_Working data_
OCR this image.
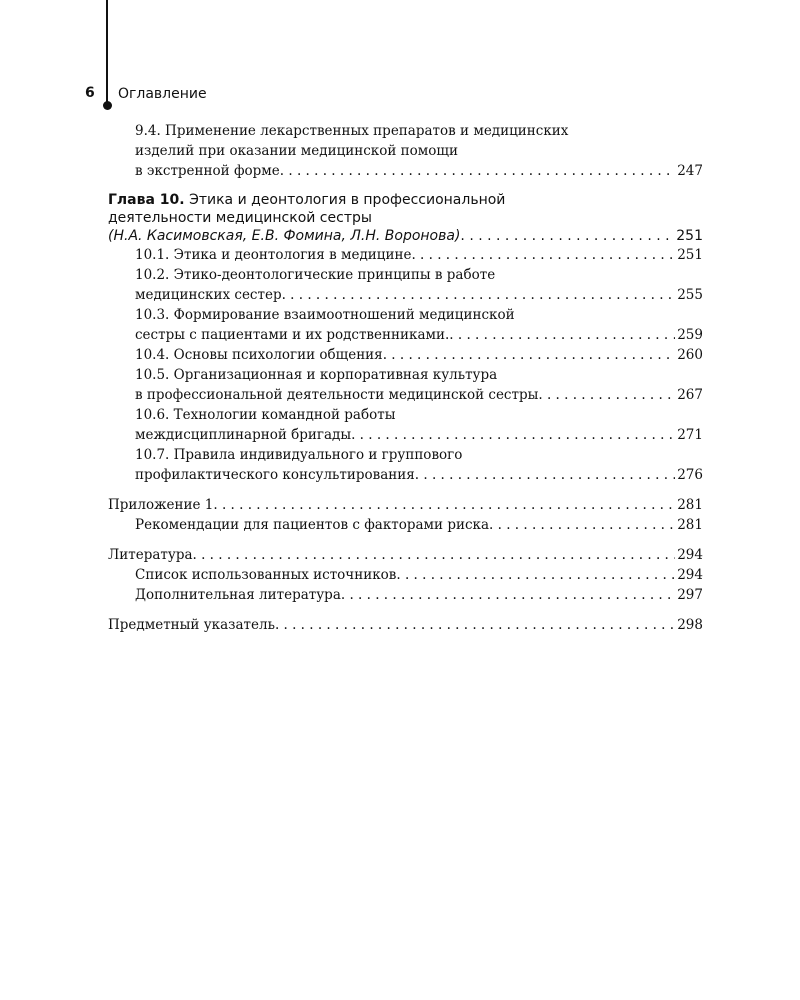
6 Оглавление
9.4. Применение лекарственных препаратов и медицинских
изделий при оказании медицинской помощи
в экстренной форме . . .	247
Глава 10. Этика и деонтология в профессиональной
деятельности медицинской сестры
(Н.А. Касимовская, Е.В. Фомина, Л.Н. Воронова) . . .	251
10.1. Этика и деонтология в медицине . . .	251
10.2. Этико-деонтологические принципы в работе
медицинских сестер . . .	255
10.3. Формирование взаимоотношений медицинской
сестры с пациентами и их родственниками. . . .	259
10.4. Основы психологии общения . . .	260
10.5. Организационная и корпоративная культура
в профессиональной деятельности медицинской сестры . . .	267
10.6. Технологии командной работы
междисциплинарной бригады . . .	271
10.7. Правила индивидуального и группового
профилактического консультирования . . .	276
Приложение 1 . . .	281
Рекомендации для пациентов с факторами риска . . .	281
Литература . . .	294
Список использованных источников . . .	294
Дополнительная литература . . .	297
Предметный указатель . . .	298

_Task description_
Quote the data above in full and without alteration; skip the pictures.

_Correct answer_
OCR this image.
6 Оглавление
9.4. Применение лекарственных препаратов и медицинских
изделий при оказании медицинской помощи
в экстренной форме . . .	247
Глава 10. Этика и деонтология в профессиональной
деятельности медицинской сестры
(Н.А. Касимовская, Е.В. Фомина, Л.Н. Воронова) . . .	251
10.1. Этика и деонтология в медицине . . .	251
10.2. Этико-деонтологические принципы в работе
медицинских сестер . . .	255
10.3. Формирование взаимоотношений медицинской
сестры с пациентами и их родственниками. . . .	259
10.4. Основы психологии общения . . .	260
10.5. Организационная и корпоративная культура
в профессиональной деятельности медицинской сестры . . .	267
10.6. Технологии командной работы
междисциплинарной бригады . . .	271
10.7. Правила индивидуального и группового
профилактического консультирования . . .	276
Приложение 1 . . .	281
Рекомендации для пациентов с факторами риска . . .	281
Литература . . .	294
Список использованных источников . . .	294
Дополнительная литература . . .	297
Предметный указатель . . .	298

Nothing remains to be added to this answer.